** START RECORDS SHOWN **
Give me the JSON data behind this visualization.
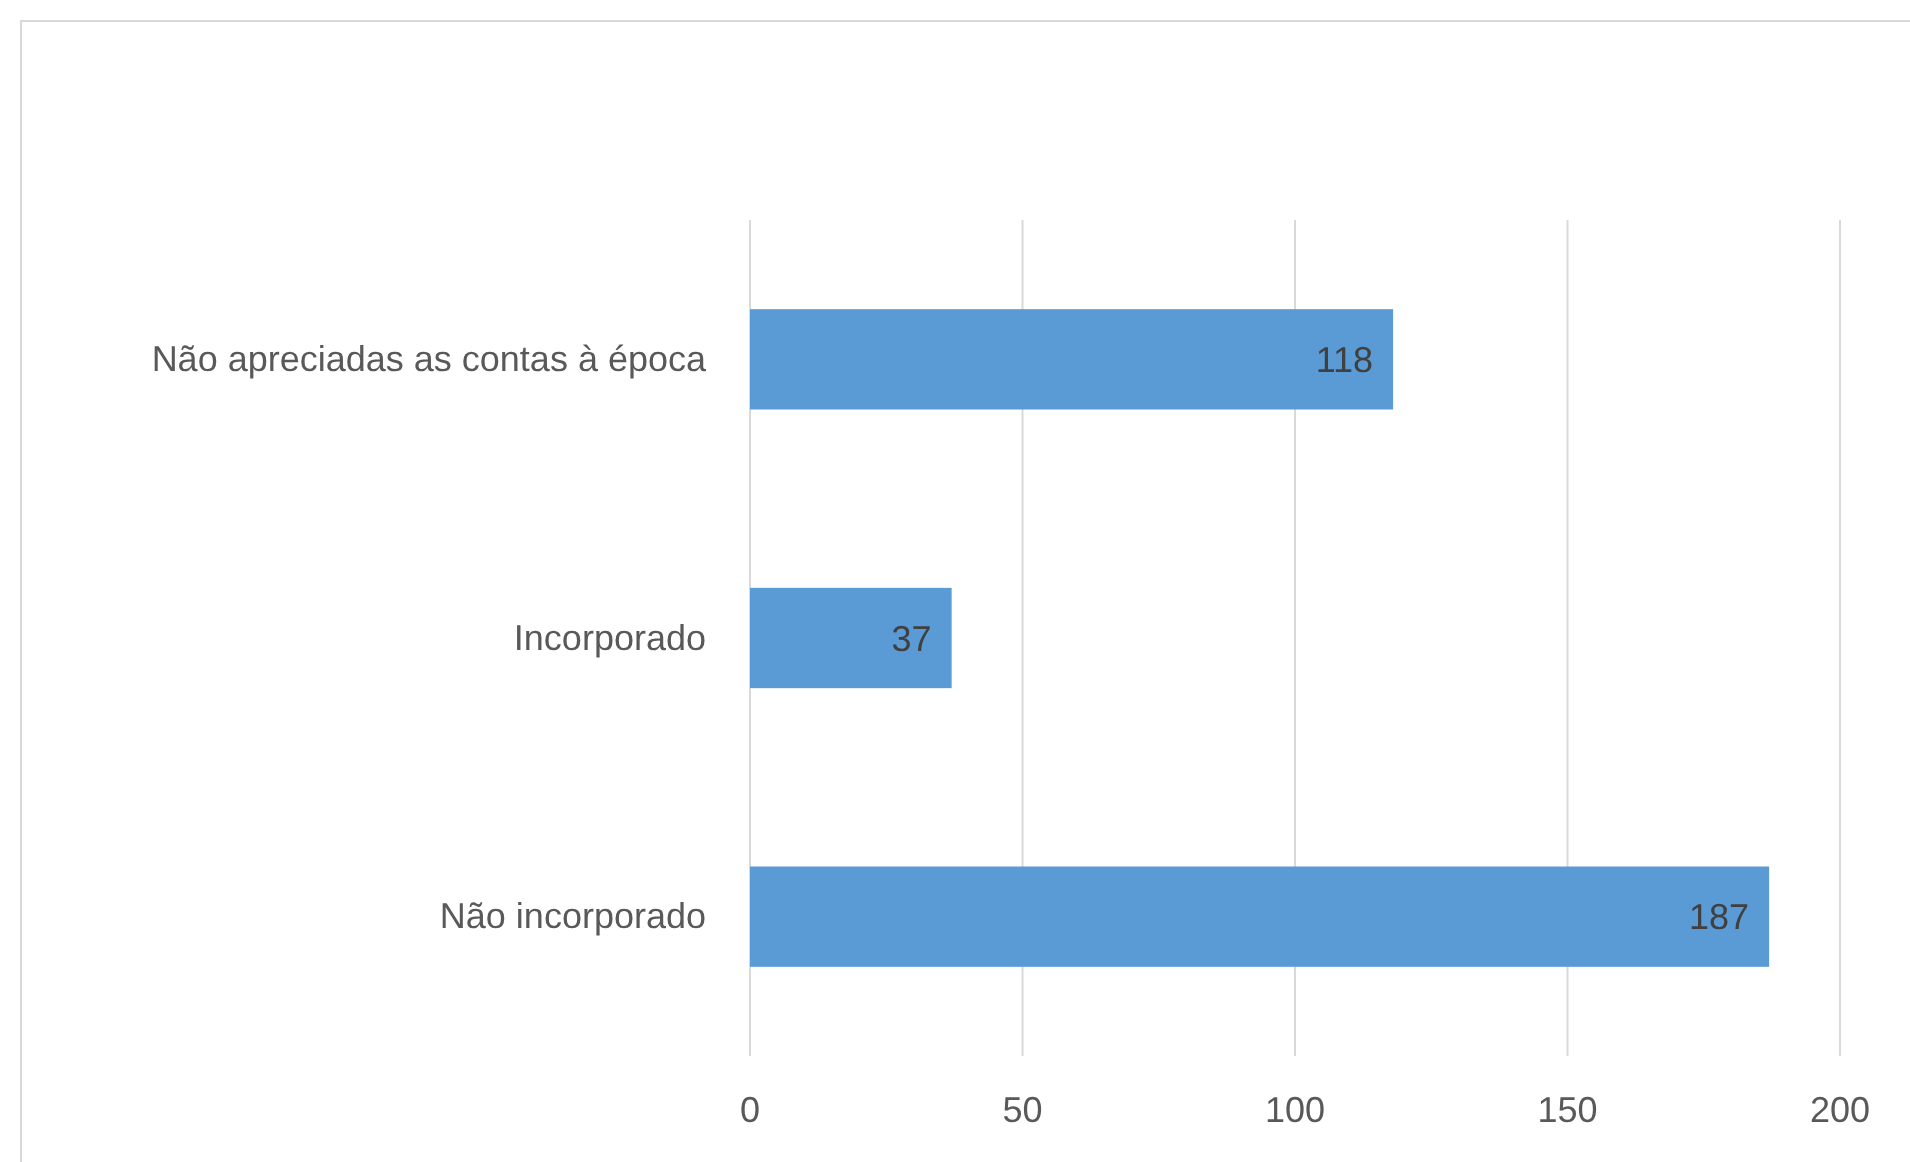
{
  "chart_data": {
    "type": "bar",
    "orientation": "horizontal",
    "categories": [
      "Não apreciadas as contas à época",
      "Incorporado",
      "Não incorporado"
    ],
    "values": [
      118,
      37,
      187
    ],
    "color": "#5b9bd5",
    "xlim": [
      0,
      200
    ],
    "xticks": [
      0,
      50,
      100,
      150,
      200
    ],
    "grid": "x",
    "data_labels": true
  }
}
** END RECORDS SHOWN **
** START RECORDS SHOWN **
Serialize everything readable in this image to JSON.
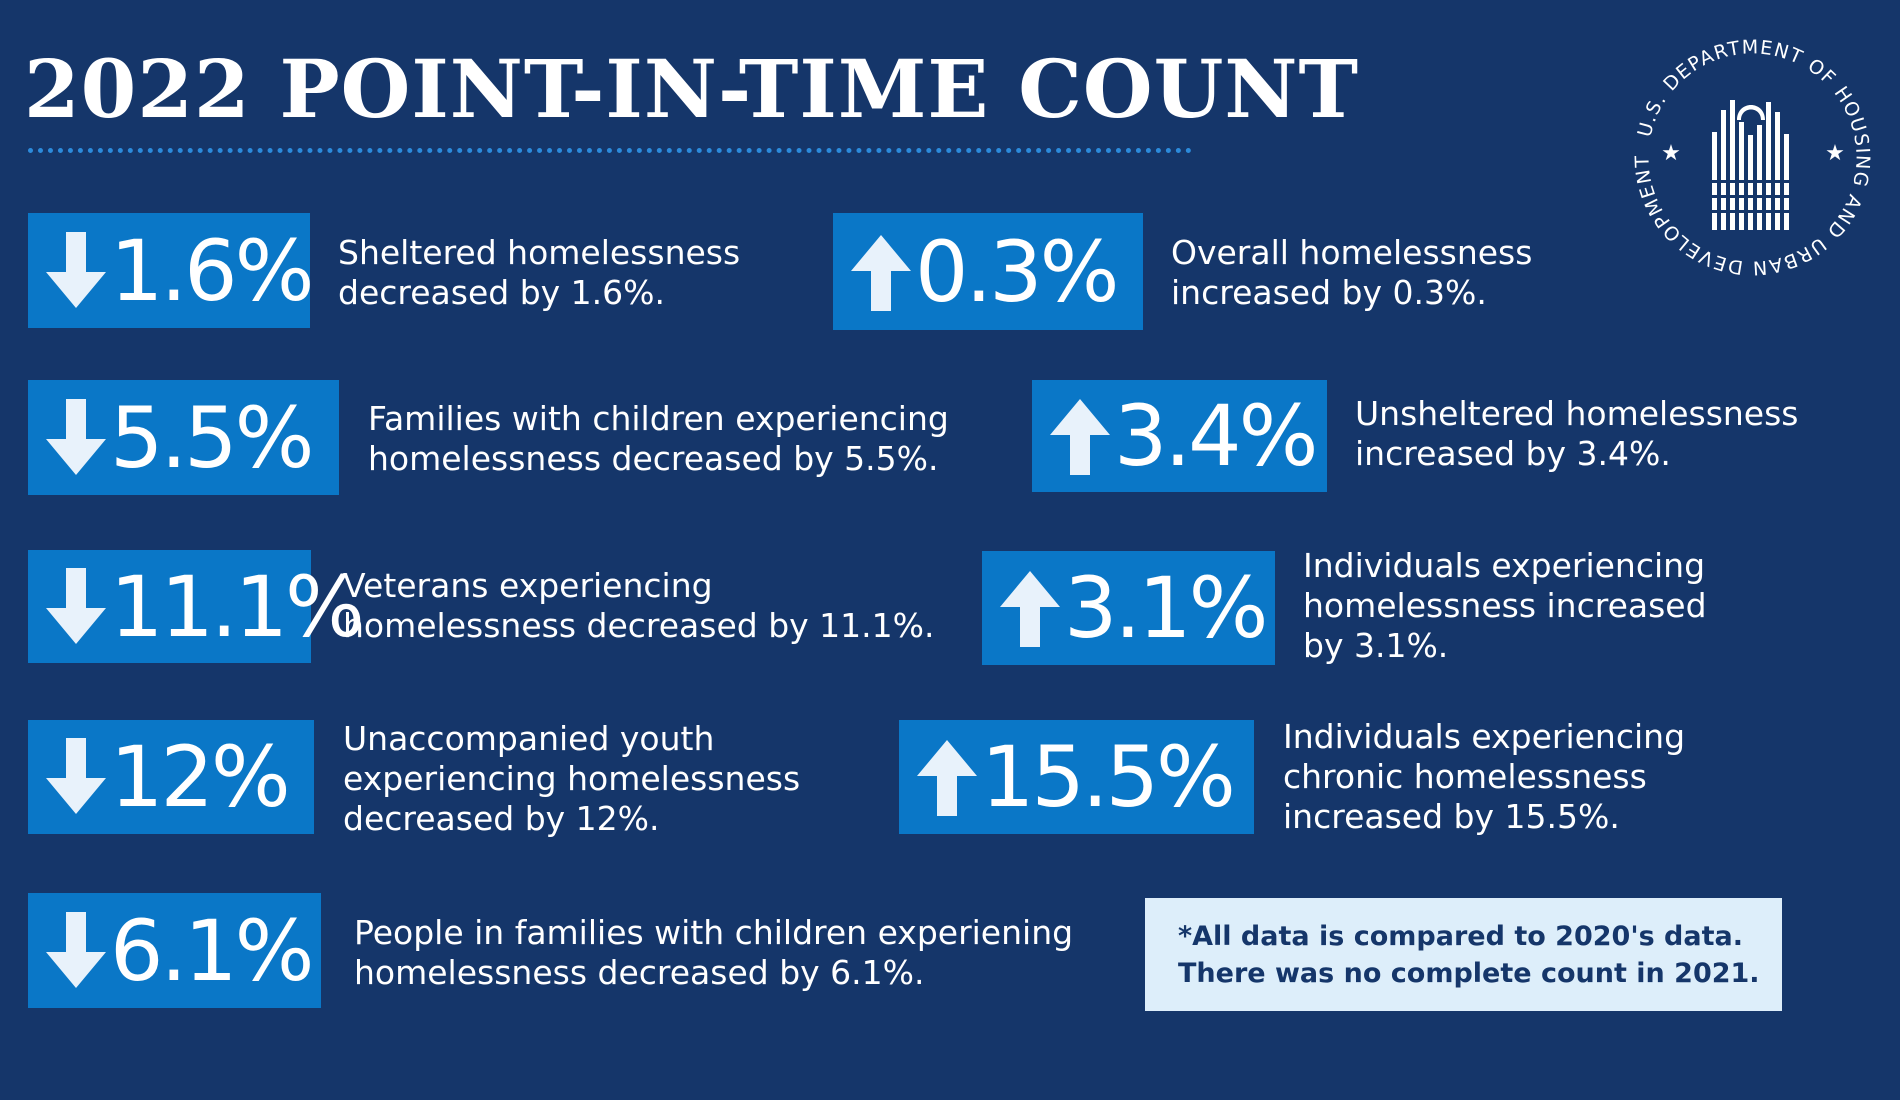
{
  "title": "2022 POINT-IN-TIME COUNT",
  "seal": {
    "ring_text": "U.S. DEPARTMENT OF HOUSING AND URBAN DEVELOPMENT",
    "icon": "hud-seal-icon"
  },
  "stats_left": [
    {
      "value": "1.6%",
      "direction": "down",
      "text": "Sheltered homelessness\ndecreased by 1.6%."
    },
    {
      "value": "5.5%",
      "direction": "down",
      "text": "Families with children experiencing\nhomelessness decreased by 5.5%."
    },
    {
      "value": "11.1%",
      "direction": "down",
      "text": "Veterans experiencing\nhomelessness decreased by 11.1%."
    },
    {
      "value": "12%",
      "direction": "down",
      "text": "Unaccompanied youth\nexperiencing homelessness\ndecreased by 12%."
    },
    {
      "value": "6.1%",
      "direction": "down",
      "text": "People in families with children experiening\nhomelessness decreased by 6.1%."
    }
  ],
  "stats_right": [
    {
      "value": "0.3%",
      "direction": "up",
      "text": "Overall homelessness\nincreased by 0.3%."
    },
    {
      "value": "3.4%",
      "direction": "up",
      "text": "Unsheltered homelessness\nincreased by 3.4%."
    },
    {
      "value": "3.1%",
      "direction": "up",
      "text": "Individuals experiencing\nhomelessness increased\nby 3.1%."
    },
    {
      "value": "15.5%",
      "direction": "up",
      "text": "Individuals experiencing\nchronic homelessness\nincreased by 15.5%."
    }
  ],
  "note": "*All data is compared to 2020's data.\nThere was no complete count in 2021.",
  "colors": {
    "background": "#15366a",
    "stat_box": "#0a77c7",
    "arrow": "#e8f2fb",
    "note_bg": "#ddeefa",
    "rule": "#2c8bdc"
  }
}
** END RECORDS SHOWN **
▶ _DIRECTIVE_:
Track down every line holding the string "with" and copy it.

▶ _FINAL RESULT_:
      "text": "Families with children experiencing\nhomelessness decreased by 5.5%."
      "text": "People in families with children experiening\nhomelessness decreased by 6.1%."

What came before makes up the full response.